** start DATASET EXCERPTS **

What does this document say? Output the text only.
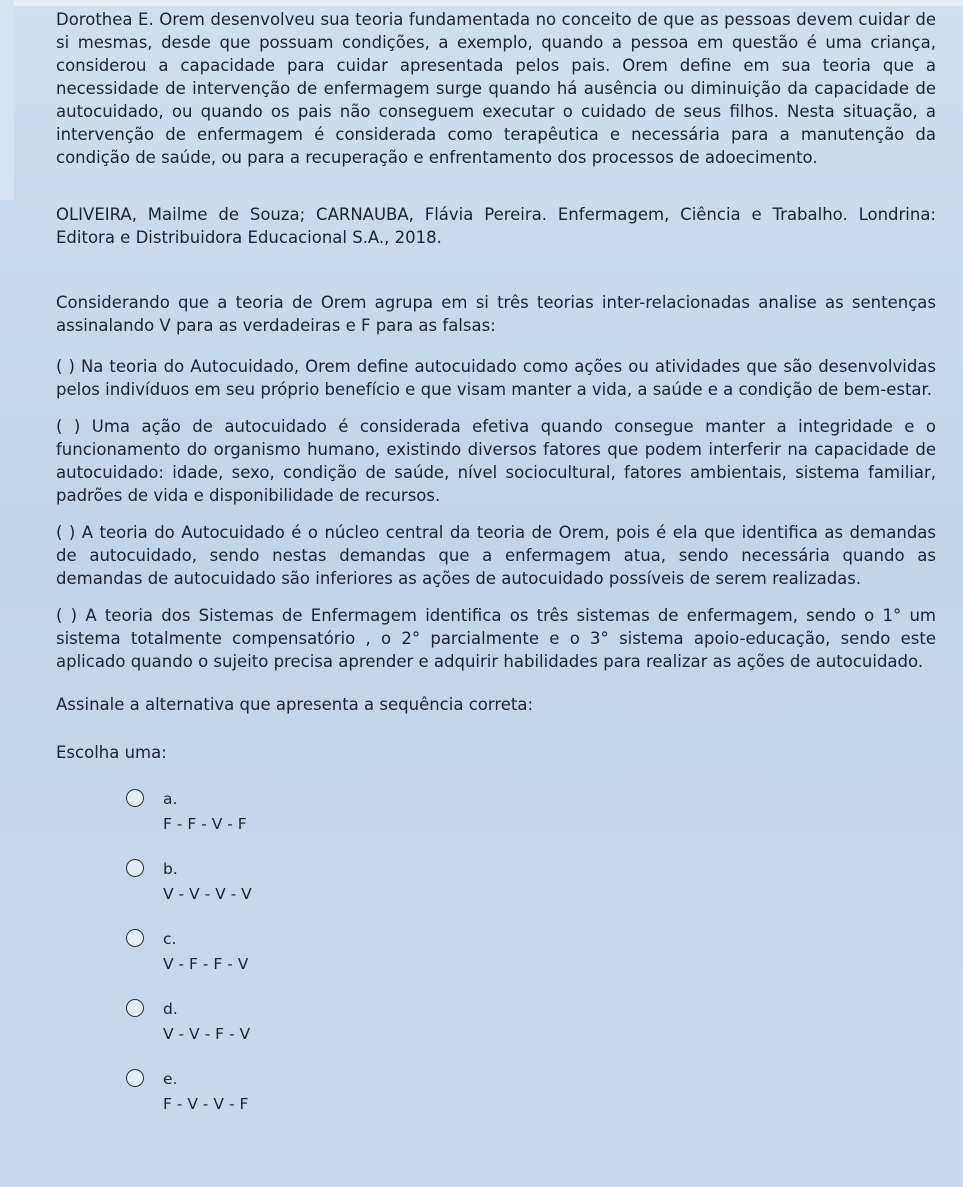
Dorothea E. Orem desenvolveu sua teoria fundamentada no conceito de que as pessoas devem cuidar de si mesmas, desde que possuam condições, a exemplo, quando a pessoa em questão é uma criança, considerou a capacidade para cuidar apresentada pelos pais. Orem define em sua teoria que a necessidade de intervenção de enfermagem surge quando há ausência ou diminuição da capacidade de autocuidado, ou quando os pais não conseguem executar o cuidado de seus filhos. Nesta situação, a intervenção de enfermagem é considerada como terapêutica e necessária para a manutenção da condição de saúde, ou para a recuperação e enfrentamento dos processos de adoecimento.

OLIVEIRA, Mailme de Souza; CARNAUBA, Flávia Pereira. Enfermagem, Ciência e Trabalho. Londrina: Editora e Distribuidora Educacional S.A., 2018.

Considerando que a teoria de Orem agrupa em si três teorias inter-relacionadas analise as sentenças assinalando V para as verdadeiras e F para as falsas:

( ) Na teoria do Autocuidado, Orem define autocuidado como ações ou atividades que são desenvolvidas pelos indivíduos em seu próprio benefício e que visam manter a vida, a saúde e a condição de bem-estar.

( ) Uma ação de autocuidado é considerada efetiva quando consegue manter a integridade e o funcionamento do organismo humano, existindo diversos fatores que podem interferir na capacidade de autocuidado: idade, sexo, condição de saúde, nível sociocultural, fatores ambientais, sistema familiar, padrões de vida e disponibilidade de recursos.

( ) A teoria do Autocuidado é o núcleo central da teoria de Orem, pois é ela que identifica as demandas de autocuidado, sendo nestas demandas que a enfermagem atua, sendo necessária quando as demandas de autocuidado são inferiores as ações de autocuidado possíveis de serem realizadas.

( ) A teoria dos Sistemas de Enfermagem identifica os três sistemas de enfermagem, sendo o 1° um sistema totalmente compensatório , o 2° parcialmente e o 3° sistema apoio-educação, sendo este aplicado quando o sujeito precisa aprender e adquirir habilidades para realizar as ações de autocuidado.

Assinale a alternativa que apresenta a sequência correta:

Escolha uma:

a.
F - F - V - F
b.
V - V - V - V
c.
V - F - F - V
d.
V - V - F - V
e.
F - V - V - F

** end DATASET EXCERPTS **

TASK BRIEF
Read through the data and copy every line where "ações" shows up.

RESULT FOR THIS EXERCISE
( ) Na teoria do Autocuidado, Orem define autocuidado como ações ou atividades que são desenvolvidas pelos indivíduos em seu próprio benefício e que visam manter a vida, a saúde e a condição de bem-estar.
( ) A teoria do Autocuidado é o núcleo central da teoria de Orem, pois é ela que identifica as demandas de autocuidado, sendo nestas demandas que a enfermagem atua, sendo necessária quando as demandas de autocuidado são inferiores as ações de autocuidado possíveis de serem realizadas.
( ) A teoria dos Sistemas de Enfermagem identifica os três sistemas de enfermagem, sendo o 1° um sistema totalmente compensatório , o 2° parcialmente e o 3° sistema apoio-educação, sendo este aplicado quando o sujeito precisa aprender e adquirir habilidades para realizar as ações de autocuidado.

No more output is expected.